> _DESCRIPTION OF THE TASK_:
Reproduce the material exactly, omitting nothing.

==== PROVIDED RECORDS ====

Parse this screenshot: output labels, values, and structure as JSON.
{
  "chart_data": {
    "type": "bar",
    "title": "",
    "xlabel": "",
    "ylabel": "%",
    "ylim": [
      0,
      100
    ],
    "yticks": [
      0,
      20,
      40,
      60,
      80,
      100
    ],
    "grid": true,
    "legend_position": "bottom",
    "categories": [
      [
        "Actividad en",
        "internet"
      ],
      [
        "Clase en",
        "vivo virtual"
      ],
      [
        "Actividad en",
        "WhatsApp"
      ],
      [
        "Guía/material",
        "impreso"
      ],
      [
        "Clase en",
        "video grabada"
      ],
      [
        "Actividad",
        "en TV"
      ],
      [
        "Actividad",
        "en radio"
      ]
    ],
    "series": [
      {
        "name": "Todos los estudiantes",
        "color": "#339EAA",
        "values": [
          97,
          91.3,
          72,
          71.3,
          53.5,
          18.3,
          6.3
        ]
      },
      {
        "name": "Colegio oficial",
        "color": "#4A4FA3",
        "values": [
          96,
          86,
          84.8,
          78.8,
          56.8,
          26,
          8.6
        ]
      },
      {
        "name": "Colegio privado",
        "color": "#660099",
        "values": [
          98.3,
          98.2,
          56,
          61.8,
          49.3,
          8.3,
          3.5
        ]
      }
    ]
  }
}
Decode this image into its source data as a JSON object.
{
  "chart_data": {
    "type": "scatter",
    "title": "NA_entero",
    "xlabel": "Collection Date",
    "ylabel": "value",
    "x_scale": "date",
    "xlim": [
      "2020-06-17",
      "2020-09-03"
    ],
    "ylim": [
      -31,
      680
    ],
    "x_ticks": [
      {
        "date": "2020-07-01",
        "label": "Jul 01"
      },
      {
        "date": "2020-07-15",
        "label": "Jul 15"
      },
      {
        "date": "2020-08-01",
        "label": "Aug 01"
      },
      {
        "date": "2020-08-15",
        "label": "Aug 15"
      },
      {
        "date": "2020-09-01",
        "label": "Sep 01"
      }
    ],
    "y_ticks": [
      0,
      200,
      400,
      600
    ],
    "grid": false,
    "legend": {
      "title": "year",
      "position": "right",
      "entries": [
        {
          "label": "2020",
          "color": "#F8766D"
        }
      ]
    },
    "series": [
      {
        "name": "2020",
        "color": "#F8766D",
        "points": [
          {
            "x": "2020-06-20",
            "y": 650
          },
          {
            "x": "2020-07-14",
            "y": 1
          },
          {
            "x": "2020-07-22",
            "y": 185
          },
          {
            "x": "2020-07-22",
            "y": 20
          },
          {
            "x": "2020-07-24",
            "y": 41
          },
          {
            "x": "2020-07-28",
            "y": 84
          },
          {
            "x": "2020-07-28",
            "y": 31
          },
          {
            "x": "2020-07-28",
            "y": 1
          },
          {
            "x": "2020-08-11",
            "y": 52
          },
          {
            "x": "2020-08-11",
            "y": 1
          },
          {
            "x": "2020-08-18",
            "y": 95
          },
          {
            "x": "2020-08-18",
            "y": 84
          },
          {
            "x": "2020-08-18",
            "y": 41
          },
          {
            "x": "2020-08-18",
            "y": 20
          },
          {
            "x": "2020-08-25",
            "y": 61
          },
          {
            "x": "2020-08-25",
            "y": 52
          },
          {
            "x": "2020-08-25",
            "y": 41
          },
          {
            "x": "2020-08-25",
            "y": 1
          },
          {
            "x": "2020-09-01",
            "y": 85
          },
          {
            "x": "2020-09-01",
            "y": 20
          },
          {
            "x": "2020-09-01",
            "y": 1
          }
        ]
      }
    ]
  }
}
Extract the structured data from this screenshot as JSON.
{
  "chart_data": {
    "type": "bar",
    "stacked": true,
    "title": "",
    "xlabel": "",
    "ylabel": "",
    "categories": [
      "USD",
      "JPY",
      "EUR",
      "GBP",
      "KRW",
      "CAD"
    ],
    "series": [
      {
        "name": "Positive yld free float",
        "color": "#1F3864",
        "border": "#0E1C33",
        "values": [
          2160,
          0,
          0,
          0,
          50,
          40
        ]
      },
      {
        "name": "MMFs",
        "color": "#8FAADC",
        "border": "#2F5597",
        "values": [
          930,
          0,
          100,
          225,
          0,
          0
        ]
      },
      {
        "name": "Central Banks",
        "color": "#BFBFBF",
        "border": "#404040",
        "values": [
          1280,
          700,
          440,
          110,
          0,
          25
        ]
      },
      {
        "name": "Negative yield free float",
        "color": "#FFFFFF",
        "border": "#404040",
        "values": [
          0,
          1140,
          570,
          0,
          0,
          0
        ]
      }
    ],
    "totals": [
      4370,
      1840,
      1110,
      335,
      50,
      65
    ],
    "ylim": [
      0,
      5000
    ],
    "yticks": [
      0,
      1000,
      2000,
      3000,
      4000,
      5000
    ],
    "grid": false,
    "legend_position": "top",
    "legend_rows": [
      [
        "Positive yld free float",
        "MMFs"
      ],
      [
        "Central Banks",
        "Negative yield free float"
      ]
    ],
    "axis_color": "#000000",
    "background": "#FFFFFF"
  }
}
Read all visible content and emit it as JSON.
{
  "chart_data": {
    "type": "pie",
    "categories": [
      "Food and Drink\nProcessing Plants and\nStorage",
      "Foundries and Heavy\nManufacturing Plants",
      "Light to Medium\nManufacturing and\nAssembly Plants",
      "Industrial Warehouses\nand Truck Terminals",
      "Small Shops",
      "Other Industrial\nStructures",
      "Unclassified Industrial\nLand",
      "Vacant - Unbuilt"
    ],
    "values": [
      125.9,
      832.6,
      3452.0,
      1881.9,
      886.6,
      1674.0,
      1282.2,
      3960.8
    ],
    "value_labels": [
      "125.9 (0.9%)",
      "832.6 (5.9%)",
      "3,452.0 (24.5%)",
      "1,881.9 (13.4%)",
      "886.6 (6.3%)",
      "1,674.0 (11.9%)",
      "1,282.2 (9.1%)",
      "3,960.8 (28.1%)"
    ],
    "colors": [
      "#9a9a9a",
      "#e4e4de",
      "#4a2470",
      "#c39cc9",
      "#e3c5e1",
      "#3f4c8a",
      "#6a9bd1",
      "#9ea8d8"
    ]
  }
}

====

> _EXPECTED ANSWER_:
Parse this screenshot: output labels, values, and structure as JSON.
{
  "chart_data": {
    "type": "bar",
    "title": "",
    "xlabel": "",
    "ylabel": "%",
    "ylim": [
      0,
      100
    ],
    "yticks": [
      0,
      20,
      40,
      60,
      80,
      100
    ],
    "grid": true,
    "legend_position": "bottom",
    "categories": [
      [
        "Actividad en",
        "internet"
      ],
      [
        "Clase en",
        "vivo virtual"
      ],
      [
        "Actividad en",
        "WhatsApp"
      ],
      [
        "Guía/material",
        "impreso"
      ],
      [
        "Clase en",
        "video grabada"
      ],
      [
        "Actividad",
        "en TV"
      ],
      [
        "Actividad",
        "en radio"
      ]
    ],
    "series": [
      {
        "name": "Todos los estudiantes",
        "color": "#339EAA",
        "values": [
          97,
          91.3,
          72,
          71.3,
          53.5,
          18.3,
          6.3
        ]
      },
      {
        "name": "Colegio oficial",
        "color": "#4A4FA3",
        "values": [
          96,
          86,
          84.8,
          78.8,
          56.8,
          26,
          8.6
        ]
      },
      {
        "name": "Colegio privado",
        "color": "#660099",
        "values": [
          98.3,
          98.2,
          56,
          61.8,
          49.3,
          8.3,
          3.5
        ]
      }
    ]
  }
}
Decode this image into its source data as a JSON object.
{
  "chart_data": {
    "type": "scatter",
    "title": "NA_entero",
    "xlabel": "Collection Date",
    "ylabel": "value",
    "x_scale": "date",
    "xlim": [
      "2020-06-17",
      "2020-09-03"
    ],
    "ylim": [
      -31,
      680
    ],
    "x_ticks": [
      {
        "date": "2020-07-01",
        "label": "Jul 01"
      },
      {
        "date": "2020-07-15",
        "label": "Jul 15"
      },
      {
        "date": "2020-08-01",
        "label": "Aug 01"
      },
      {
        "date": "2020-08-15",
        "label": "Aug 15"
      },
      {
        "date": "2020-09-01",
        "label": "Sep 01"
      }
    ],
    "y_ticks": [
      0,
      200,
      400,
      600
    ],
    "grid": false,
    "legend": {
      "title": "year",
      "position": "right",
      "entries": [
        {
          "label": "2020",
          "color": "#F8766D"
        }
      ]
    },
    "series": [
      {
        "name": "2020",
        "color": "#F8766D",
        "points": [
          {
            "x": "2020-06-20",
            "y": 650
          },
          {
            "x": "2020-07-14",
            "y": 1
          },
          {
            "x": "2020-07-22",
            "y": 185
          },
          {
            "x": "2020-07-22",
            "y": 20
          },
          {
            "x": "2020-07-24",
            "y": 41
          },
          {
            "x": "2020-07-28",
            "y": 84
          },
          {
            "x": "2020-07-28",
            "y": 31
          },
          {
            "x": "2020-07-28",
            "y": 1
          },
          {
            "x": "2020-08-11",
            "y": 52
          },
          {
            "x": "2020-08-11",
            "y": 1
          },
          {
            "x": "2020-08-18",
            "y": 95
          },
          {
            "x": "2020-08-18",
            "y": 84
          },
          {
            "x": "2020-08-18",
            "y": 41
          },
          {
            "x": "2020-08-18",
            "y": 20
          },
          {
            "x": "2020-08-25",
            "y": 61
          },
          {
            "x": "2020-08-25",
            "y": 52
          },
          {
            "x": "2020-08-25",
            "y": 41
          },
          {
            "x": "2020-08-25",
            "y": 1
          },
          {
            "x": "2020-09-01",
            "y": 85
          },
          {
            "x": "2020-09-01",
            "y": 20
          },
          {
            "x": "2020-09-01",
            "y": 1
          }
        ]
      }
    ]
  }
}
Extract the structured data from this screenshot as JSON.
{
  "chart_data": {
    "type": "bar",
    "stacked": true,
    "title": "",
    "xlabel": "",
    "ylabel": "",
    "categories": [
      "USD",
      "JPY",
      "EUR",
      "GBP",
      "KRW",
      "CAD"
    ],
    "series": [
      {
        "name": "Positive yld free float",
        "color": "#1F3864",
        "border": "#0E1C33",
        "values": [
          2160,
          0,
          0,
          0,
          50,
          40
        ]
      },
      {
        "name": "MMFs",
        "color": "#8FAADC",
        "border": "#2F5597",
        "values": [
          930,
          0,
          100,
          225,
          0,
          0
        ]
      },
      {
        "name": "Central Banks",
        "color": "#BFBFBF",
        "border": "#404040",
        "values": [
          1280,
          700,
          440,
          110,
          0,
          25
        ]
      },
      {
        "name": "Negative yield free float",
        "color": "#FFFFFF",
        "border": "#404040",
        "values": [
          0,
          1140,
          570,
          0,
          0,
          0
        ]
      }
    ],
    "totals": [
      4370,
      1840,
      1110,
      335,
      50,
      65
    ],
    "ylim": [
      0,
      5000
    ],
    "yticks": [
      0,
      1000,
      2000,
      3000,
      4000,
      5000
    ],
    "grid": false,
    "legend_position": "top",
    "legend_rows": [
      [
        "Positive yld free float",
        "MMFs"
      ],
      [
        "Central Banks",
        "Negative yield free float"
      ]
    ],
    "axis_color": "#000000",
    "background": "#FFFFFF"
  }
}
Read all visible content and emit it as JSON.
{
  "chart_data": {
    "type": "pie",
    "categories": [
      "Food and Drink\nProcessing Plants and\nStorage",
      "Foundries and Heavy\nManufacturing Plants",
      "Light to Medium\nManufacturing and\nAssembly Plants",
      "Industrial Warehouses\nand Truck Terminals",
      "Small Shops",
      "Other Industrial\nStructures",
      "Unclassified Industrial\nLand",
      "Vacant - Unbuilt"
    ],
    "values": [
      125.9,
      832.6,
      3452.0,
      1881.9,
      886.6,
      1674.0,
      1282.2,
      3960.8
    ],
    "value_labels": [
      "125.9 (0.9%)",
      "832.6 (5.9%)",
      "3,452.0 (24.5%)",
      "1,881.9 (13.4%)",
      "886.6 (6.3%)",
      "1,674.0 (11.9%)",
      "1,282.2 (9.1%)",
      "3,960.8 (28.1%)"
    ],
    "colors": [
      "#9a9a9a",
      "#e4e4de",
      "#4a2470",
      "#c39cc9",
      "#e3c5e1",
      "#3f4c8a",
      "#6a9bd1",
      "#9ea8d8"
    ]
  }
}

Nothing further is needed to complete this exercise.